** begin **

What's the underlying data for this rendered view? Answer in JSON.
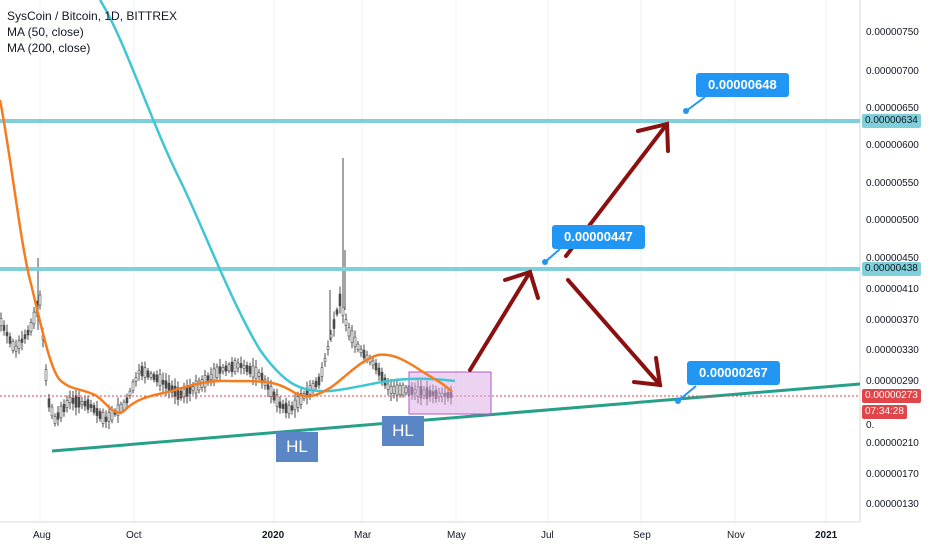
{
  "legend": {
    "title": "SysCoin / Bitcoin, 1D, BITTREX",
    "ma50": "MA (50, close)",
    "ma200": "MA (200, close)"
  },
  "colors": {
    "candle": "#4a4a4a",
    "ma50": "#f57c1f",
    "ma200": "#3ec6d2",
    "support_line": "#26a08a",
    "resistance": "#7fd0da",
    "arrows": "#8b1010",
    "callout": "#2196f3",
    "hl_box": "#5b86c5",
    "current_price": "#e0454a",
    "range_box": "#d9a8e6"
  },
  "price_axis": {
    "labels": [
      "0.00000750",
      "0.00000700",
      "0.00000650",
      "0.00000600",
      "0.00000550",
      "0.00000500",
      "0.00000450",
      "0.00000410",
      "0.00000370",
      "0.00000330",
      "0.00000290",
      "0.00000250",
      "0.00000210",
      "0.00000170",
      "0.00000130"
    ],
    "tag_634": "0.00000634",
    "tag_438": "0.00000438",
    "tag_273": "0.00000273",
    "countdown": "07:34:28",
    "partial_label": "0."
  },
  "time_axis": {
    "labels": [
      "Aug",
      "Oct",
      "2020",
      "Mar",
      "May",
      "Jul",
      "Sep",
      "Nov",
      "2021"
    ]
  },
  "callouts": {
    "top": "0.00000648",
    "mid": "0.00000447",
    "low": "0.00000267"
  },
  "hl_labels": [
    "HL",
    "HL"
  ],
  "chart_data": {
    "type": "line",
    "title": "SysCoin / Bitcoin, 1D, BITTREX",
    "x_range": [
      "2019-07",
      "2021-01"
    ],
    "y_range": [
      1.1e-06,
      8e-06
    ],
    "series": [
      {
        "name": "MA (50, close)",
        "values": [
          6.8e-06,
          4.2e-06,
          2.9e-06,
          2.3e-06,
          2.5e-06,
          2.8e-06,
          2.9e-06,
          2.86e-06,
          2.7e-06,
          2.9e-06,
          3.3e-06,
          2.9e-06,
          2.7e-06
        ]
      },
      {
        "name": "MA (200, close)",
        "values": [
          8e-06,
          6.2e-06,
          4.4e-06,
          3.4e-06,
          3e-06,
          2.8e-06,
          2.7e-06,
          2.8e-06,
          2.9e-06,
          2.9e-06
        ]
      }
    ],
    "horizontal_levels": [
      6.34e-06,
      4.38e-06
    ],
    "current_price": 2.73e-06,
    "annotations": [
      "0.00000648",
      "0.00000447",
      "0.00000267",
      "HL",
      "HL"
    ]
  }
}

** end **

# Task goal
Omit the pictures, then output the rest of the listing exactly.

# Problem solution
What's the underlying data for this rendered view? Answer in JSON.
{
  "legend": {
    "title": "SysCoin / Bitcoin, 1D, BITTREX",
    "ma50": "MA (50, close)",
    "ma200": "MA (200, close)"
  },
  "colors": {
    "candle": "#4a4a4a",
    "ma50": "#f57c1f",
    "ma200": "#3ec6d2",
    "support_line": "#26a08a",
    "resistance": "#7fd0da",
    "arrows": "#8b1010",
    "callout": "#2196f3",
    "hl_box": "#5b86c5",
    "current_price": "#e0454a",
    "range_box": "#d9a8e6"
  },
  "price_axis": {
    "labels": [
      "0.00000750",
      "0.00000700",
      "0.00000650",
      "0.00000600",
      "0.00000550",
      "0.00000500",
      "0.00000450",
      "0.00000410",
      "0.00000370",
      "0.00000330",
      "0.00000290",
      "0.00000250",
      "0.00000210",
      "0.00000170",
      "0.00000130"
    ],
    "tag_634": "0.00000634",
    "tag_438": "0.00000438",
    "tag_273": "0.00000273",
    "countdown": "07:34:28",
    "partial_label": "0."
  },
  "time_axis": {
    "labels": [
      "Aug",
      "Oct",
      "2020",
      "Mar",
      "May",
      "Jul",
      "Sep",
      "Nov",
      "2021"
    ]
  },
  "callouts": {
    "top": "0.00000648",
    "mid": "0.00000447",
    "low": "0.00000267"
  },
  "hl_labels": [
    "HL",
    "HL"
  ],
  "chart_data": {
    "type": "line",
    "title": "SysCoin / Bitcoin, 1D, BITTREX",
    "x_range": [
      "2019-07",
      "2021-01"
    ],
    "y_range": [
      1.1e-06,
      8e-06
    ],
    "series": [
      {
        "name": "MA (50, close)",
        "values": [
          6.8e-06,
          4.2e-06,
          2.9e-06,
          2.3e-06,
          2.5e-06,
          2.8e-06,
          2.9e-06,
          2.86e-06,
          2.7e-06,
          2.9e-06,
          3.3e-06,
          2.9e-06,
          2.7e-06
        ]
      },
      {
        "name": "MA (200, close)",
        "values": [
          8e-06,
          6.2e-06,
          4.4e-06,
          3.4e-06,
          3e-06,
          2.8e-06,
          2.7e-06,
          2.8e-06,
          2.9e-06,
          2.9e-06
        ]
      }
    ],
    "horizontal_levels": [
      6.34e-06,
      4.38e-06
    ],
    "current_price": 2.73e-06,
    "annotations": [
      "0.00000648",
      "0.00000447",
      "0.00000267",
      "HL",
      "HL"
    ]
  }
}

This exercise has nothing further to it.